● **EXERCISE PROMPT**:
Repeat every line of the data exactly, but not the pictures.
--*--
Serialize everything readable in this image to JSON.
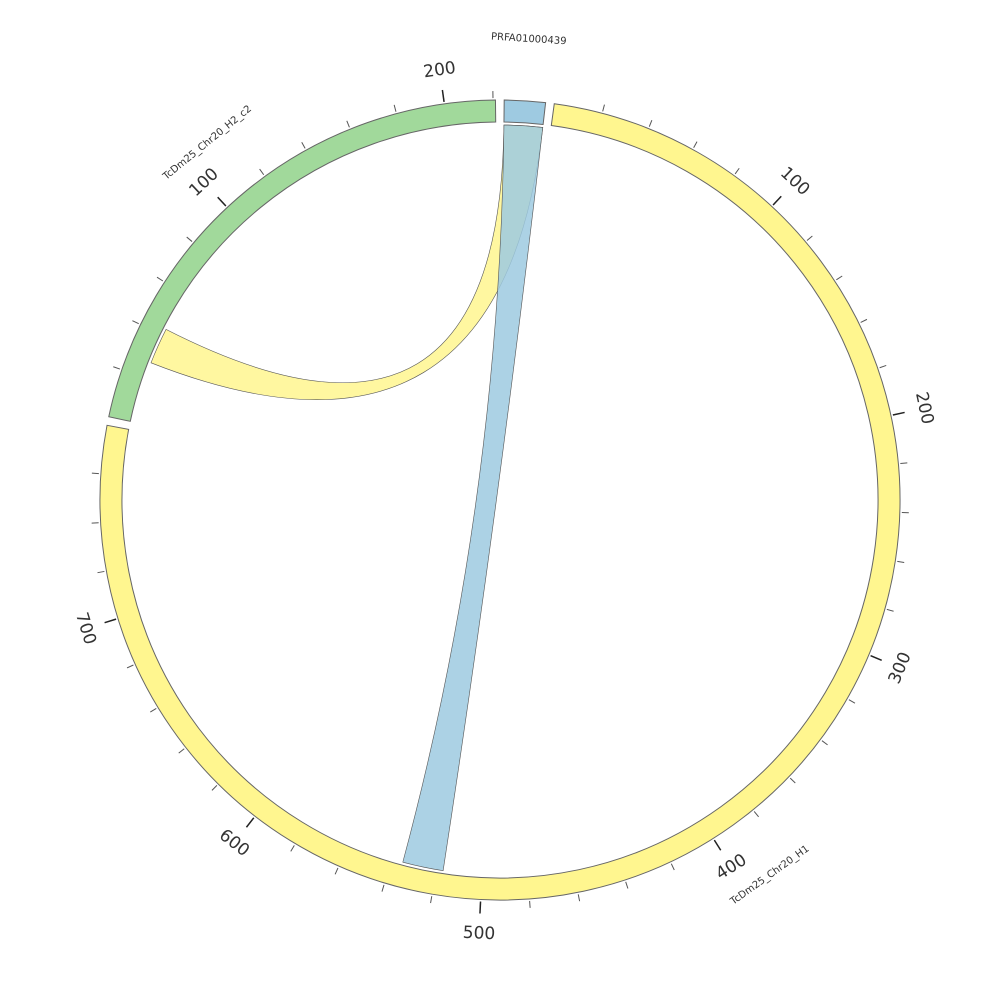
{
  "chart_data": {
    "type": "chord",
    "segments": [
      {
        "name": "PRFA01000439",
        "length": 17,
        "color": "#9ecae1"
      },
      {
        "name": "TcDm25_Chr20_H1",
        "length": 780,
        "color": "#fff68f",
        "ticks": [
          100,
          200,
          300,
          400,
          500,
          600,
          700
        ]
      },
      {
        "name": "TcDm25_Chr20_H2_c2",
        "length": 221,
        "color": "#a1d99b",
        "ticks": [
          100,
          200
        ]
      }
    ],
    "tick_step": 20,
    "links": [
      {
        "source": "PRFA01000439",
        "source_range": [
          0,
          17
        ],
        "target": "TcDm25_Chr20_H2_c2",
        "target_range": [
          27,
          43
        ],
        "color": "#fff68f"
      },
      {
        "source": "PRFA01000439",
        "source_range": [
          0,
          17
        ],
        "target": "TcDm25_Chr20_H1",
        "target_range": [
          517,
          535
        ],
        "color": "#9ecae1"
      }
    ]
  }
}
--*--
● **RESPONSE**:
Serialize everything readable in this image to JSON.
{
  "chart_data": {
    "type": "chord",
    "segments": [
      {
        "name": "PRFA01000439",
        "length": 17,
        "color": "#9ecae1"
      },
      {
        "name": "TcDm25_Chr20_H1",
        "length": 780,
        "color": "#fff68f",
        "ticks": [
          100,
          200,
          300,
          400,
          500,
          600,
          700
        ]
      },
      {
        "name": "TcDm25_Chr20_H2_c2",
        "length": 221,
        "color": "#a1d99b",
        "ticks": [
          100,
          200
        ]
      }
    ],
    "tick_step": 20,
    "links": [
      {
        "source": "PRFA01000439",
        "source_range": [
          0,
          17
        ],
        "target": "TcDm25_Chr20_H2_c2",
        "target_range": [
          27,
          43
        ],
        "color": "#fff68f"
      },
      {
        "source": "PRFA01000439",
        "source_range": [
          0,
          17
        ],
        "target": "TcDm25_Chr20_H1",
        "target_range": [
          517,
          535
        ],
        "color": "#9ecae1"
      }
    ]
  }
}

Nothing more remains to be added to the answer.